Repeat the listing word for word. No pictures belong in the copy.

****************

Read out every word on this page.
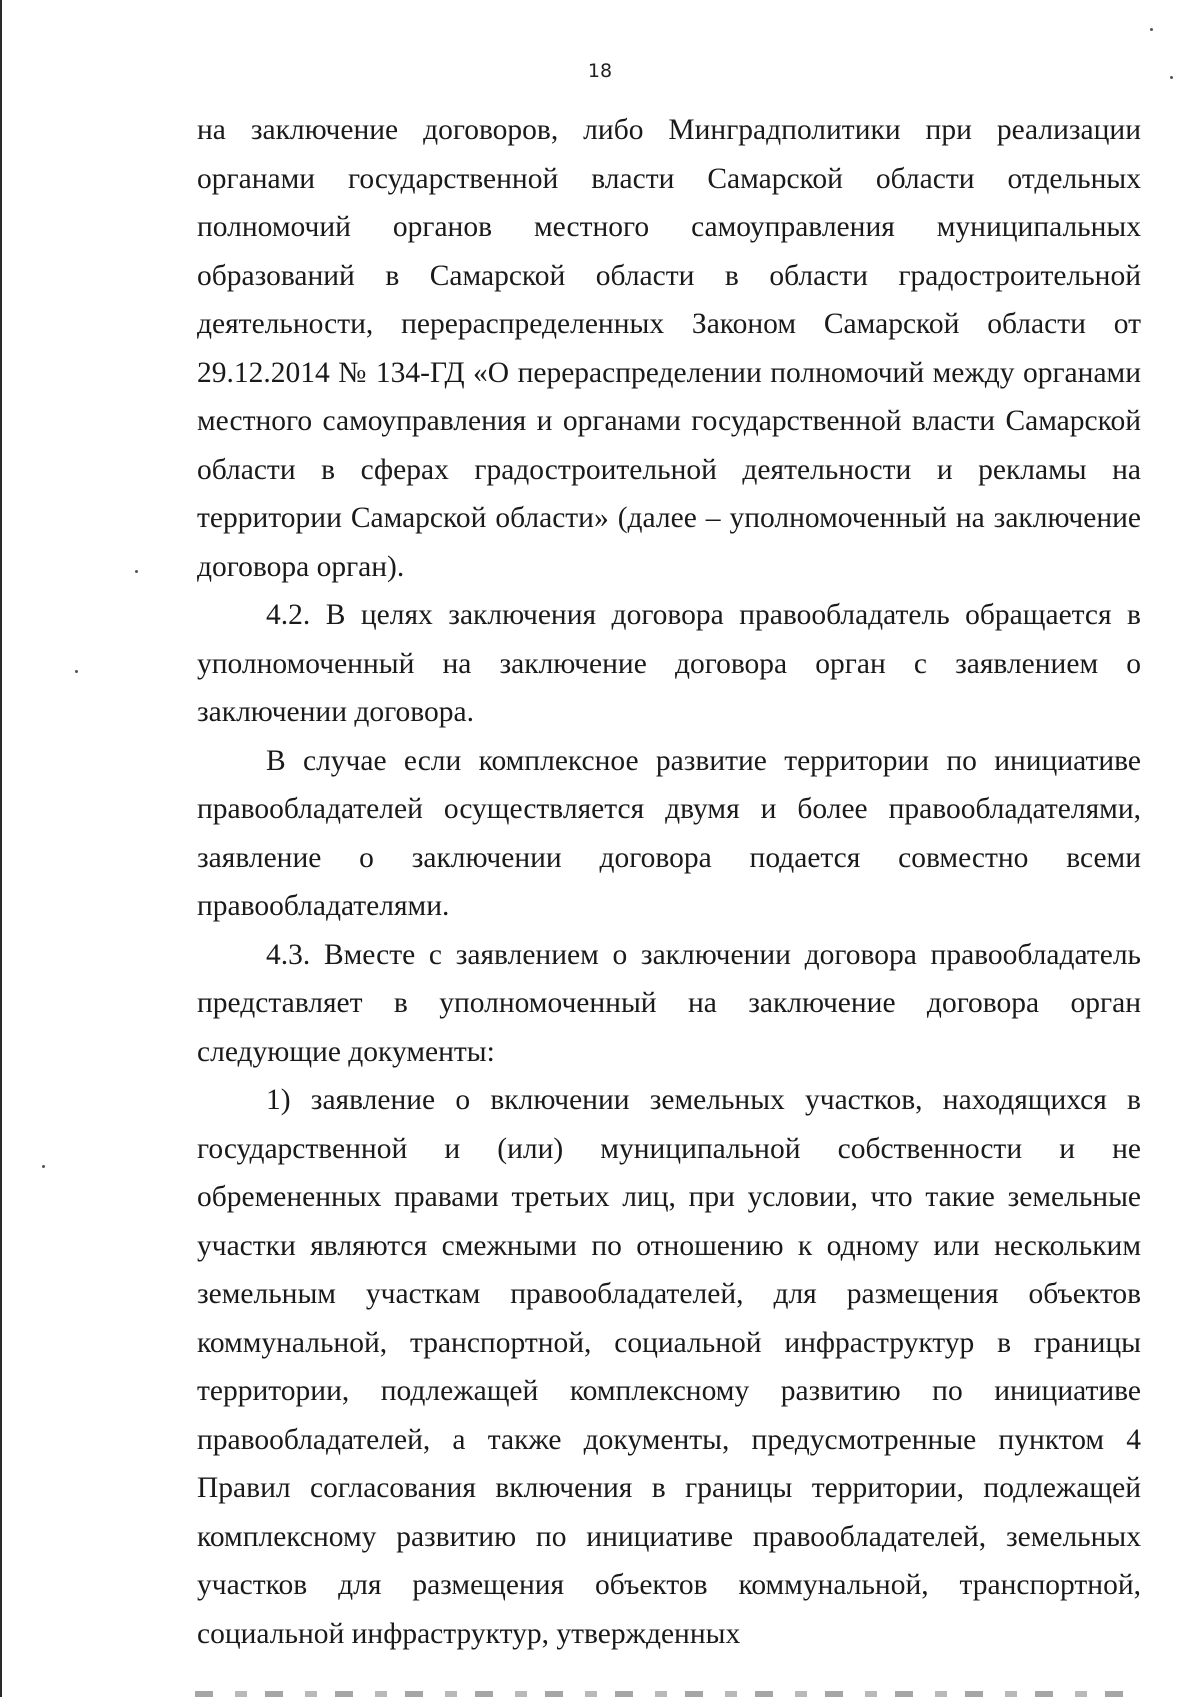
18

на заключение договоров, либо Минградполитики при реализации органами государственной власти Самарской области отдельных полномочий органов местного самоуправления муниципальных образований в Самарской области в области градостроительной деятельности, перераспределенных Законом Самарской области от 29.12.2014 № 134-ГД «О перераспределении полномочий между органами местного самоуправления и органами государственной власти Самарской области в сферах градостроительной деятельности и рекламы на территории Самарской области» (далее – уполномоченный на заключение договора орган).

4.2. В целях заключения договора правообладатель обращается в уполномоченный на заключение договора орган с заявлением о заключении договора.

В случае если комплексное развитие территории по инициативе правообладателей осуществляется двумя и более правообладателями, заявление о заключении договора подается совместно всеми правообладателями.

4.3. Вместе с заявлением о заключении договора правообладатель представляет в уполномоченный на заключение договора орган следующие документы:

1) заявление о включении земельных участков, находящихся в государственной и (или) муниципальной собственности и не обремененных правами третьих лиц, при условии, что такие земельные участки являются смежными по отношению к одному или нескольким земельным участкам правообладателей, для размещения объектов коммунальной, транспортной, социальной инфраструктур в границы территории, подлежащей комплексному развитию по инициативе правообладателей, а также документы, предусмотренные пунктом 4 Правил согласования включения в границы территории, подлежащей комплексному развитию по инициативе правообладателей, земельных участков для размещения объектов коммунальной, транспортной, социальной инфраструктур, утвержденных
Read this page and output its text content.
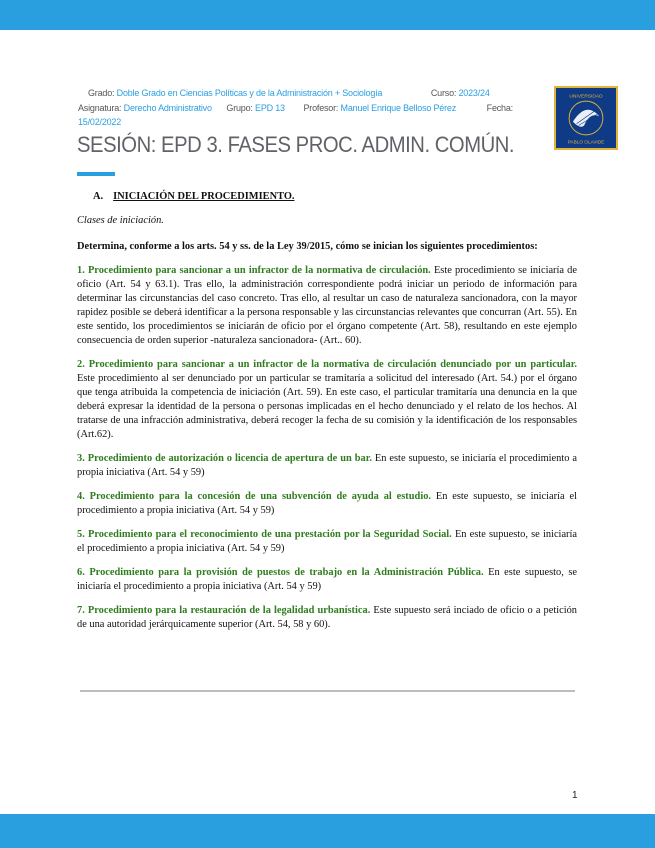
Grado: Doble Grado en Ciencias Políticas y de la Administración + Sociología	Curso: 2023/24
Asignatura: Derecho Administrativo Grupo: EPD 13 Profesor: Manuel Enrique Belloso Pérez	Fecha:
15/02/2022
UNIVERSIDAD
PABLO OLAVIDE
SESIÓN: EPD 3. FASES PROC. ADMIN. COMÚN.

A. INICIACIÓN DEL PROCEDIMIENTO.

Clases de iniciación.

Determina, conforme a los arts. 54 y ss. de la Ley 39/2015, cómo se inician los siguientes procedimientos:

1. Procedimiento para sancionar a un infractor de la normativa de circulación. Este procedimiento se iniciaría de oficio (Art. 54 y 63.1). Tras ello, la administración correspondiente podrá iniciar un periodo de información para determinar las circunstancias del caso concreto. Tras ello, al resultar un caso de naturaleza sancionadora, con la mayor rapidez posible se deberá identificar a la persona responsable y las circunstancias relevantes que concurran (Art. 55). En este sentido, los procedimientos se iniciarán de oficio por el órgano competente (Art. 58), resultando en este ejemplo consecuencia de orden superior -naturaleza sancionadora- (Art.. 60).

2. Procedimiento para sancionar a un infractor de la normativa de circulación denunciado por un particular. Este procedimiento al ser denunciado por un particular se tramitaría a solicitud del interesado (Art. 54.) por el órgano que tenga atribuida la competencia de iniciación (Art. 59). En este caso, el particular tramitaría una denuncia en la que deberá expresar la identidad de la persona o personas implicadas en el hecho denunciado y el relato de los hechos. Al tratarse de una infracción administrativa, deberá recoger la fecha de su comisión y la identificación de los responsables (Art.62).

3. Procedimiento de autorización o licencia de apertura de un bar. En este supuesto, se iniciaría el procedimiento a propia iniciativa (Art. 54 y 59)

4. Procedimiento para la concesión de una subvención de ayuda al estudio. En este supuesto, se iniciaría el procedimiento a propia iniciativa (Art. 54 y 59)

5. Procedimiento para el reconocimiento de una prestación por la Seguridad Social. En este supuesto, se iniciaría el procedimiento a propia iniciativa (Art. 54 y 59)

6. Procedimiento para la provisión de puestos de trabajo en la Administración Pública. En este supuesto, se iniciaría el procedimiento a propia iniciativa (Art. 54 y 59)

7. Procedimiento para la restauración de la legalidad urbanística. Este supuesto será inciado de oficio o a petición de una autoridad jerárquicamente superior (Art. 54, 58 y 60).

1
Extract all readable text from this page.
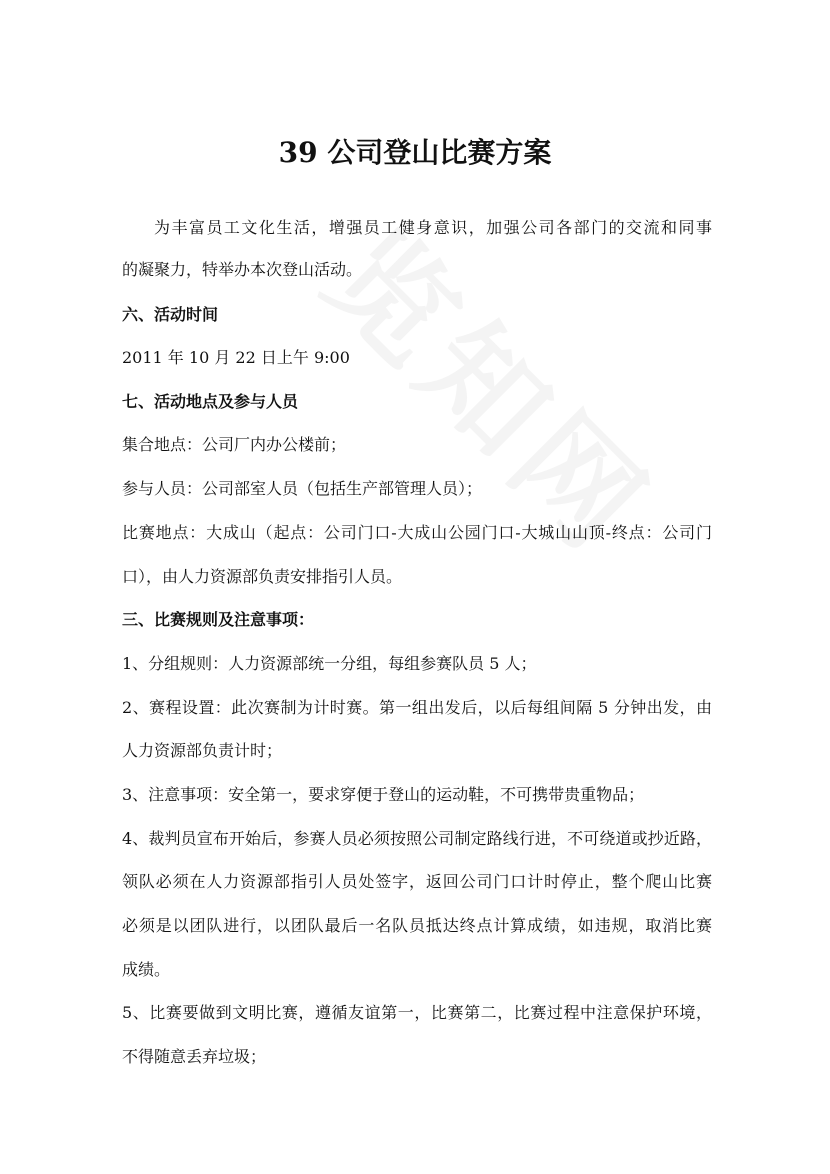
39 公司登山比赛方案
为丰富员工文化生活，增强员工健身意识，加强公司各部门的交流和同事
的凝聚力，特举办本次登山活动。
六、活动时间
2011 年 10 月 22 日上午 9:00
七、活动地点及参与人员
集合地点：公司厂内办公楼前；
参与人员：公司部室人员（包括生产部管理人员）；
比赛地点：大成山（起点：公司门口-大成山公园门口-大城山山顶-终点：公司门
口），由人力资源部负责安排指引人员。
三、比赛规则及注意事项：
1、分组规则：人力资源部统一分组，每组参赛队员 5 人；
2、赛程设置：此次赛制为计时赛。第一组出发后，以后每组间隔 5 分钟出发，由
人力资源部负责计时；
3、注意事项：安全第一，要求穿便于登山的运动鞋，不可携带贵重物品；
4、裁判员宣布开始后，参赛人员必须按照公司制定路线行进，不可绕道或抄近路，
领队必须在人力资源部指引人员处签字，返回公司门口计时停止，整个爬山比赛
必须是以团队进行，以团队最后一名队员抵达终点计算成绩，如违规，取消比赛
成绩。
5、比赛要做到文明比赛，遵循友谊第一，比赛第二，比赛过程中注意保护环境，
不得随意丢弃垃圾；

****************

• **Answer to the problem**
Read out every word on this page.
18

на заключение договоров, либо Минградполитики при реализации органами государственной власти Самарской области отдельных полномочий органов местного самоуправления муниципальных образований в Самарской области в области градостроительной деятельности, перераспределенных Законом Самарской области от 29.12.2014 № 134-ГД «О перераспределении полномочий между органами местного самоуправления и органами государственной власти Самарской области в сферах градостроительной деятельности и рекламы на территории Самарской области» (далее – уполномоченный на заключение договора орган).

4.2. В целях заключения договора правообладатель обращается в уполномоченный на заключение договора орган с заявлением о заключении договора.

В случае если комплексное развитие территории по инициативе правообладателей осуществляется двумя и более правообладателями, заявление о заключении договора подается совместно всеми правообладателями.

4.3. Вместе с заявлением о заключении договора правообладатель представляет в уполномоченный на заключение договора орган следующие документы:

1) заявление о включении земельных участков, находящихся в государственной и (или) муниципальной собственности и не обремененных правами третьих лиц, при условии, что такие земельные участки являются смежными по отношению к одному или нескольким земельным участкам правообладателей, для размещения объектов коммунальной, транспортной, социальной инфраструктур в границы территории, подлежащей комплексному развитию по инициативе правообладателей, а также документы, предусмотренные пунктом 4 Правил согласования включения в границы территории, подлежащей комплексному развитию по инициативе правообладателей, земельных участков для размещения объектов коммунальной, транспортной, социальной инфраструктур, утвержденных
Read this page and output its text content.
Grado: Doble Grado en Ciencias Políticas y de la Administración + Sociología	Curso: 2023/24
Asignatura: Derecho Administrativo Grupo: EPD 13 Profesor: Manuel Enrique Belloso Pérez	Fecha:
15/02/2022
UNIVERSIDAD
PABLO OLAVIDE
SESIÓN: EPD 3. FASES PROC. ADMIN. COMÚN.

A. INICIACIÓN DEL PROCEDIMIENTO.

Clases de iniciación.

Determina, conforme a los arts. 54 y ss. de la Ley 39/2015, cómo se inician los siguientes procedimientos:

1. Procedimiento para sancionar a un infractor de la normativa de circulación. Este procedimiento se iniciaría de oficio (Art. 54 y 63.1). Tras ello, la administración correspondiente podrá iniciar un periodo de información para determinar las circunstancias del caso concreto. Tras ello, al resultar un caso de naturaleza sancionadora, con la mayor rapidez posible se deberá identificar a la persona responsable y las circunstancias relevantes que concurran (Art. 55). En este sentido, los procedimientos se iniciarán de oficio por el órgano competente (Art. 58), resultando en este ejemplo consecuencia de orden superior -naturaleza sancionadora- (Art.. 60).

2. Procedimiento para sancionar a un infractor de la normativa de circulación denunciado por un particular. Este procedimiento al ser denunciado por un particular se tramitaría a solicitud del interesado (Art. 54.) por el órgano que tenga atribuida la competencia de iniciación (Art. 59). En este caso, el particular tramitaría una denuncia en la que deberá expresar la identidad de la persona o personas implicadas en el hecho denunciado y el relato de los hechos. Al tratarse de una infracción administrativa, deberá recoger la fecha de su comisión y la identificación de los responsables (Art.62).

3. Procedimiento de autorización o licencia de apertura de un bar. En este supuesto, se iniciaría el procedimiento a propia iniciativa (Art. 54 y 59)

4. Procedimiento para la concesión de una subvención de ayuda al estudio. En este supuesto, se iniciaría el procedimiento a propia iniciativa (Art. 54 y 59)

5. Procedimiento para el reconocimiento de una prestación por la Seguridad Social. En este supuesto, se iniciaría el procedimiento a propia iniciativa (Art. 54 y 59)

6. Procedimiento para la provisión de puestos de trabajo en la Administración Pública. En este supuesto, se iniciaría el procedimiento a propia iniciativa (Art. 54 y 59)

7. Procedimiento para la restauración de la legalidad urbanística. Este supuesto será inciado de oficio o a petición de una autoridad jerárquicamente superior (Art. 54, 58 y 60).

1
Extract all readable text from this page.
39 公司登山比赛方案
为丰富员工文化生活，增强员工健身意识，加强公司各部门的交流和同事
的凝聚力，特举办本次登山活动。
六、活动时间
2011 年 10 月 22 日上午 9:00
七、活动地点及参与人员
集合地点：公司厂内办公楼前；
参与人员：公司部室人员（包括生产部管理人员）；
比赛地点：大成山（起点：公司门口-大成山公园门口-大城山山顶-终点：公司门
口），由人力资源部负责安排指引人员。
三、比赛规则及注意事项：
1、分组规则：人力资源部统一分组，每组参赛队员 5 人；
2、赛程设置：此次赛制为计时赛。第一组出发后，以后每组间隔 5 分钟出发，由
人力资源部负责计时；
3、注意事项：安全第一，要求穿便于登山的运动鞋，不可携带贵重物品；
4、裁判员宣布开始后，参赛人员必须按照公司制定路线行进，不可绕道或抄近路，
领队必须在人力资源部指引人员处签字，返回公司门口计时停止，整个爬山比赛
必须是以团队进行，以团队最后一名队员抵达终点计算成绩，如违规，取消比赛
成绩。
5、比赛要做到文明比赛，遵循友谊第一，比赛第二，比赛过程中注意保护环境，
不得随意丢弃垃圾；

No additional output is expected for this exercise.